• [AVAILABLE RECORDS]
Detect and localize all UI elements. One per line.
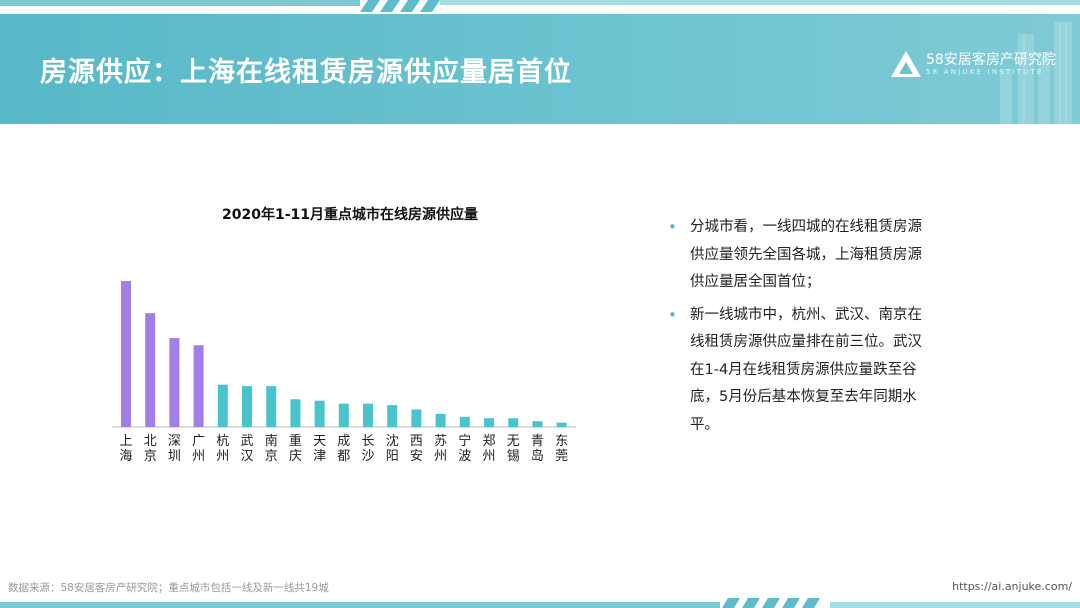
category-label-16: 无锡 bbox=[507, 434, 520, 464]
category-label-2: 深圳 bbox=[168, 434, 181, 464]
bullet-text: 分城市看，一线四城的在线租赁房源供应量领先全国各城，上海租赁房源供应量居全国首位… bbox=[690, 219, 922, 290]
category-label-12: 西安 bbox=[410, 434, 423, 464]
brand-logo: 58安居客房产研究院 58 ANJUKE INSTITUTE bbox=[890, 48, 1070, 88]
bullet-item: • 分城市看，一线四城的在线租赁房源供应量领先全国各城，上海租赁房源供应量居全国… bbox=[668, 214, 928, 297]
page-title: 房源供应：上海在线租赁房源供应量居首位 bbox=[40, 57, 572, 88]
category-label-5: 武汉 bbox=[240, 434, 253, 464]
bar-1 bbox=[145, 313, 156, 427]
bar-13 bbox=[435, 413, 446, 427]
category-label-4: 杭州 bbox=[216, 434, 229, 464]
category-label-6: 南京 bbox=[265, 433, 278, 464]
category-label-18: 东莞 bbox=[555, 434, 568, 464]
bar-0 bbox=[121, 281, 131, 427]
bar-5 bbox=[242, 386, 252, 427]
bar-3 bbox=[193, 345, 204, 427]
category-label-13: 苏州 bbox=[434, 433, 447, 464]
category-label-10: 长沙 bbox=[361, 434, 374, 464]
bullet-dot-icon: • bbox=[668, 305, 677, 324]
bullet-dot-icon: • bbox=[668, 218, 677, 236]
bullet-list: • 分城市看，一线四城的在线租赁房源供应量领先全国各城，上海租赁房源供应量居全国… bbox=[668, 214, 928, 439]
bar-4 bbox=[217, 384, 228, 427]
bar-18 bbox=[556, 422, 567, 427]
category-label-14: 宁波 bbox=[458, 433, 471, 464]
category-label-8: 天津 bbox=[313, 434, 326, 464]
bar-12 bbox=[411, 409, 422, 427]
category-label-15: 郑州 bbox=[482, 434, 495, 464]
bullet-text: 新一线城市中，杭州、武汉、南京在线租赁房源供应量排在前三位。武汉在1-4月在线租… bbox=[690, 306, 922, 433]
category-label-9: 成都 bbox=[337, 434, 350, 464]
category-label-1: 北京 bbox=[144, 434, 157, 464]
bar-16 bbox=[508, 418, 519, 427]
top-stripe-decoration bbox=[0, 0, 1080, 12]
bar-14 bbox=[459, 416, 470, 427]
header-band: 房源供应：上海在线租赁房源供应量居首位 58安居客房产研究院 58 ANJUKE… bbox=[0, 14, 1080, 124]
logo-subtitle: 58 ANJUKE INSTITUTE bbox=[926, 68, 1044, 76]
bar-15 bbox=[484, 418, 494, 427]
logo-mark-icon bbox=[891, 51, 921, 77]
bullet-item: • 新一线城市中，杭州、武汉、南京在线租赁房源供应量排在前三位。武汉在1-4月在… bbox=[668, 302, 928, 440]
bar-17 bbox=[532, 421, 543, 427]
data-source-note: 数据来源：58安居客房产研究院；重点城市包括一线及新一线共19城 bbox=[8, 582, 329, 594]
category-label-11: 沈阳 bbox=[386, 434, 399, 464]
category-label-0: 上海 bbox=[119, 434, 132, 464]
bar-10 bbox=[363, 403, 373, 427]
bottom-stripe-decoration bbox=[0, 598, 1080, 608]
category-label-3: 广州 bbox=[192, 434, 205, 464]
bar-9 bbox=[338, 403, 349, 427]
building-graphic bbox=[1000, 22, 1072, 124]
logo-name: 58安居客房产研究院 bbox=[926, 52, 1056, 68]
bar-6 bbox=[266, 386, 277, 427]
bar-8 bbox=[314, 400, 325, 427]
bar-2 bbox=[169, 337, 180, 427]
bar-11 bbox=[387, 405, 398, 427]
category-label-7: 重庆 bbox=[289, 433, 302, 464]
bar-7 bbox=[290, 399, 301, 427]
category-label-17: 青岛 bbox=[531, 434, 544, 464]
footer-url-link[interactable]: https://ai.anjuke.com/ bbox=[952, 580, 1072, 593]
chart-title: 2020年1-11月重点城市在线房源供应量 bbox=[222, 207, 478, 223]
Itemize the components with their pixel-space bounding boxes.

• [WHAT TO DO] Swap every "bullet-item" in the entries above for "list-entry", and write out all the lines again with everything else left as is. Leave the pictures out.

• [CORRECT RESPONSE]
Detect and localize all UI elements. One per line.
category-label-16: 无锡 bbox=[507, 434, 520, 464]
category-label-2: 深圳 bbox=[168, 434, 181, 464]
bullet-text: 分城市看，一线四城的在线租赁房源供应量领先全国各城，上海租赁房源供应量居全国首位… bbox=[690, 219, 922, 290]
category-label-12: 西安 bbox=[410, 434, 423, 464]
brand-logo: 58安居客房产研究院 58 ANJUKE INSTITUTE bbox=[890, 48, 1070, 88]
list-entry: • 分城市看，一线四城的在线租赁房源供应量领先全国各城，上海租赁房源供应量居全国… bbox=[668, 214, 928, 297]
page-title: 房源供应：上海在线租赁房源供应量居首位 bbox=[40, 57, 572, 88]
category-label-5: 武汉 bbox=[240, 434, 253, 464]
bar-1 bbox=[145, 313, 156, 427]
bar-13 bbox=[435, 413, 446, 427]
category-label-4: 杭州 bbox=[216, 434, 229, 464]
category-label-6: 南京 bbox=[265, 433, 278, 464]
category-label-18: 东莞 bbox=[555, 434, 568, 464]
bar-0 bbox=[121, 281, 131, 427]
bar-5 bbox=[242, 386, 252, 427]
bar-3 bbox=[193, 345, 204, 427]
category-label-13: 苏州 bbox=[434, 433, 447, 464]
category-label-10: 长沙 bbox=[361, 434, 374, 464]
bullet-dot-icon: • bbox=[668, 305, 677, 324]
bullet-dot-icon: • bbox=[668, 218, 677, 236]
bullet-list: • 分城市看，一线四城的在线租赁房源供应量领先全国各城，上海租赁房源供应量居全国… bbox=[668, 214, 928, 439]
bar-4 bbox=[217, 384, 228, 427]
bar-18 bbox=[556, 422, 567, 427]
category-label-14: 宁波 bbox=[458, 433, 471, 464]
category-label-8: 天津 bbox=[313, 434, 326, 464]
bar-12 bbox=[411, 409, 422, 427]
category-label-15: 郑州 bbox=[482, 434, 495, 464]
bullet-text: 新一线城市中，杭州、武汉、南京在线租赁房源供应量排在前三位。武汉在1-4月在线租… bbox=[690, 306, 922, 433]
category-label-9: 成都 bbox=[337, 434, 350, 464]
category-label-1: 北京 bbox=[144, 434, 157, 464]
bar-16 bbox=[508, 418, 519, 427]
top-stripe-decoration bbox=[0, 0, 1080, 12]
bar-14 bbox=[459, 416, 470, 427]
header-band: 房源供应：上海在线租赁房源供应量居首位 58安居客房产研究院 58 ANJUKE… bbox=[0, 14, 1080, 124]
logo-subtitle: 58 ANJUKE INSTITUTE bbox=[926, 68, 1044, 76]
bar-15 bbox=[484, 418, 494, 427]
logo-mark-icon bbox=[891, 51, 921, 77]
list-entry: • 新一线城市中，杭州、武汉、南京在线租赁房源供应量排在前三位。武汉在1-4月在… bbox=[668, 302, 928, 440]
bar-17 bbox=[532, 421, 543, 427]
data-source-note: 数据来源：58安居客房产研究院；重点城市包括一线及新一线共19城 bbox=[8, 582, 329, 594]
category-label-11: 沈阳 bbox=[386, 434, 399, 464]
category-label-0: 上海 bbox=[119, 434, 132, 464]
bar-10 bbox=[363, 403, 373, 427]
bottom-stripe-decoration bbox=[0, 598, 1080, 608]
category-label-3: 广州 bbox=[192, 434, 205, 464]
bar-9 bbox=[338, 403, 349, 427]
building-graphic bbox=[1000, 22, 1072, 124]
logo-name: 58安居客房产研究院 bbox=[926, 52, 1056, 68]
bar-6 bbox=[266, 386, 277, 427]
bar-8 bbox=[314, 400, 325, 427]
bar-2 bbox=[169, 337, 180, 427]
bar-11 bbox=[387, 405, 398, 427]
category-label-7: 重庆 bbox=[289, 433, 302, 464]
bar-7 bbox=[290, 399, 301, 427]
category-label-17: 青岛 bbox=[531, 434, 544, 464]
footer-url-link[interactable]: https://ai.anjuke.com/ bbox=[952, 580, 1072, 593]
chart-title: 2020年1-11月重点城市在线房源供应量 bbox=[222, 207, 478, 223]
Itemize the components with their pixel-space bounding boxes.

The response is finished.